» **Objective**: Count each line below that has "Haus" anywhere in it. Answer with the total alone.

» **Records**:
<<<<
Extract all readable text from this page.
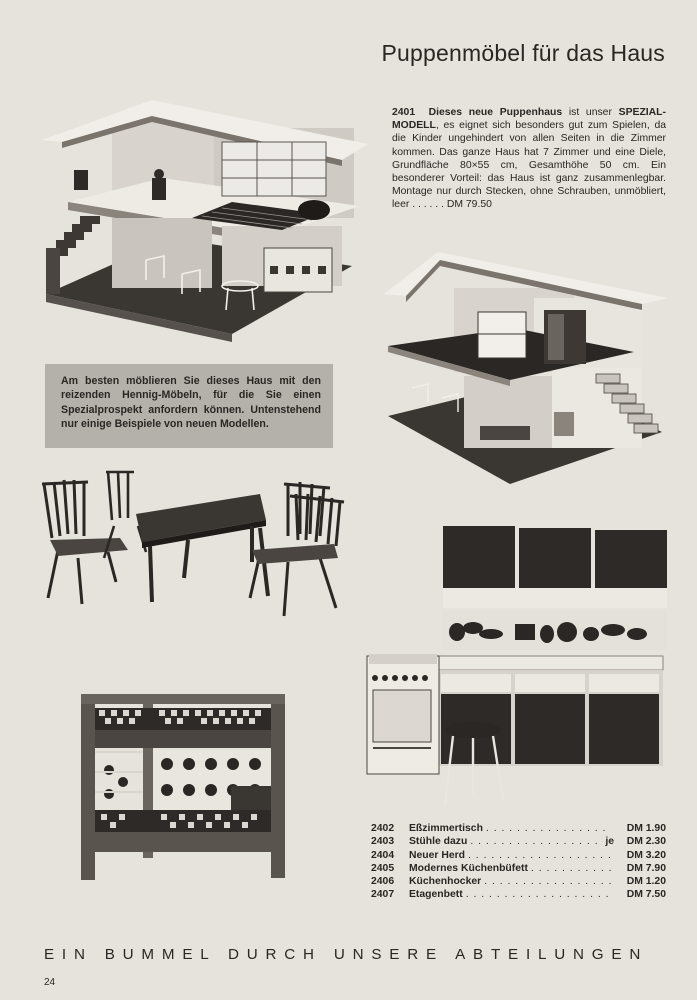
Puppenmöbel für das Haus
2401 Dieses neue Puppenhaus ist unser SPEZIAL-MODELL, es eignet sich besonders gut zum Spielen, da die Kinder ungehindert von allen Seiten in die Zimmer kommen. Das ganze Haus hat 7 Zimmer und eine Diele, Grundfläche 80×55 cm, Gesamthöhe 50 cm. Ein besonderer Vorteil: das Haus ist ganz zusammenlegbar. Montage nur durch Stecken, ohne Schrauben, unmöbliert, leer . . . . . . DM 79.50
Am besten möblieren Sie dieses Haus mit den reizenden Hennig-Möbeln, für die Sie einen Spezialprospekt anfordern können. Untenstehend nur einige Beispiele von neuen Modellen.
2402	Eßzimmertisch . . .	DM 1.90
2403	Stühle dazu . . .	je	DM 2.30
2404	Neuer Herd . . .	DM 3.20
2405	Modernes Küchenbüfett . . .	DM 7.90
2406	Küchenhocker . . .	DM 1.20
2407	Etagenbett . . .	DM 7.50
EIN BUMMEL DURCH UNSERE ABTEILUNGEN
24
>>>>
» **Task output**: 3